Convert the material, from its first line through the line containing "The pawl lever 103 is at (401, 110).", into a JSON list of strings with one string per line, and leave out blank lines.

--- Start Material to process ---

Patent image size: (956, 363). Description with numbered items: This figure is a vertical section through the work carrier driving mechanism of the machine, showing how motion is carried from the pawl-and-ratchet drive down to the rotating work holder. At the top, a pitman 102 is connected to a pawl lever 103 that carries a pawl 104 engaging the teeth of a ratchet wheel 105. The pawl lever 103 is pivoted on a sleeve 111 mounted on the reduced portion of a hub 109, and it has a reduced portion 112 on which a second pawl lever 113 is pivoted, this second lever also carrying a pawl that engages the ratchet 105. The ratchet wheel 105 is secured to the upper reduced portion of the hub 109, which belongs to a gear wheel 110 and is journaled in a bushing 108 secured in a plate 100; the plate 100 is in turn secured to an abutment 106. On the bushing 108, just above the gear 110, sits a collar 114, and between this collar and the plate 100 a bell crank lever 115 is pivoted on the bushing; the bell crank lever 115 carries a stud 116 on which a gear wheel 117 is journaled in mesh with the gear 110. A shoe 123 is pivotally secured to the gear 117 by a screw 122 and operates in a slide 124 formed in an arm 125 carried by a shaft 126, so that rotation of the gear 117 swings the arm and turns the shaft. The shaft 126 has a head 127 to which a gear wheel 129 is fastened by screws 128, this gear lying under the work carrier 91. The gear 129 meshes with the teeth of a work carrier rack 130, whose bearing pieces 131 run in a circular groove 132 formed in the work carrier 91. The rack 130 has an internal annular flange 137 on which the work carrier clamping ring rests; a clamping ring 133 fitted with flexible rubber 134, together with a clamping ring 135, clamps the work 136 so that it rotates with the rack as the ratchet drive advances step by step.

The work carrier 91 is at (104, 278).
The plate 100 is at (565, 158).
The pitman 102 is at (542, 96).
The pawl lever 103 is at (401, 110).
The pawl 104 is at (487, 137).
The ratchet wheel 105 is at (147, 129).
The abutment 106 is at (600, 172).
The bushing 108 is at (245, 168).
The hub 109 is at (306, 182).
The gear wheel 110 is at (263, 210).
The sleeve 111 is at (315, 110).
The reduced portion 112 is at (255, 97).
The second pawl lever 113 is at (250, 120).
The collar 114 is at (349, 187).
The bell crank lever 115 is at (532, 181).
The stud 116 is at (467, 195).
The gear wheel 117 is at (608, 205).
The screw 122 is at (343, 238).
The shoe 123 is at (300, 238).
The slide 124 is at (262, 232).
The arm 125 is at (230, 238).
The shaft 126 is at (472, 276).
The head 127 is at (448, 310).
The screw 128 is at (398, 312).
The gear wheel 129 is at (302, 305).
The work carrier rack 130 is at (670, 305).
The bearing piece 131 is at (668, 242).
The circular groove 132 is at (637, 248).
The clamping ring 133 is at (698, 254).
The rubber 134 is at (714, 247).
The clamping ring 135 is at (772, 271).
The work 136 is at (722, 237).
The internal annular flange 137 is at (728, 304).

--- End Material to process ---

=== Exercise answer ===
[
  "Patent image size: (956, 363). Description with numbered items: This figure is a vertical section through the work carrier driving mechanism of the machine, showing how motion is carried from the pawl-and-ratchet drive down to the rotating work holder. At the top, a pitman 102 is connected to a pawl lever 103 that carries a pawl 104 engaging the teeth of a ratchet wheel 105. The pawl lever 103 is pivoted on a sleeve 111 mounted on the reduced portion of a hub 109, and it has a reduced portion 112 on which a second pawl lever 113 is pivoted, this second lever also carrying a pawl that engages the ratchet 105. The ratchet wheel 105 is secured to the upper reduced portion of the hub 109, which belongs to a gear wheel 110 and is journaled in a bushing 108 secured in a plate 100; the plate 100 is in turn secured to an abutment 106. On the bushing 108, just above the gear 110, sits a collar 114, and between this collar and the plate 100 a bell crank lever 115 is pivoted on the bushing; the bell crank lever 115 carries a stud 116 on which a gear wheel 117 is journaled in mesh with the gear 110. A shoe 123 is pivotally secured to the gear 117 by a screw 122 and operates in a slide 124 formed in an arm 125 carried by a shaft 126, so that rotation of the gear 117 swings the arm and turns the shaft. The shaft 126 has a head 127 to which a gear wheel 129 is fastened by screws 128, this gear lying under the work carrier 91. The gear 129 meshes with the teeth of a work carrier rack 130, whose bearing pieces 131 run in a circular groove 132 formed in the work carrier 91. The rack 130 has an internal annular flange 137 on which the work carrier clamping ring rests; a clamping ring 133 fitted with flexible rubber 134, together with a clamping ring 135, clamps the work 136 so that it rotates with the rack as the ratchet drive advances step by step.",
  "The work carrier 91 is at (104, 278).",
  "The plate 100 is at (565, 158).",
  "The pitman 102 is at (542, 96).",
  "The pawl lever 103 is at (401, 110)."
]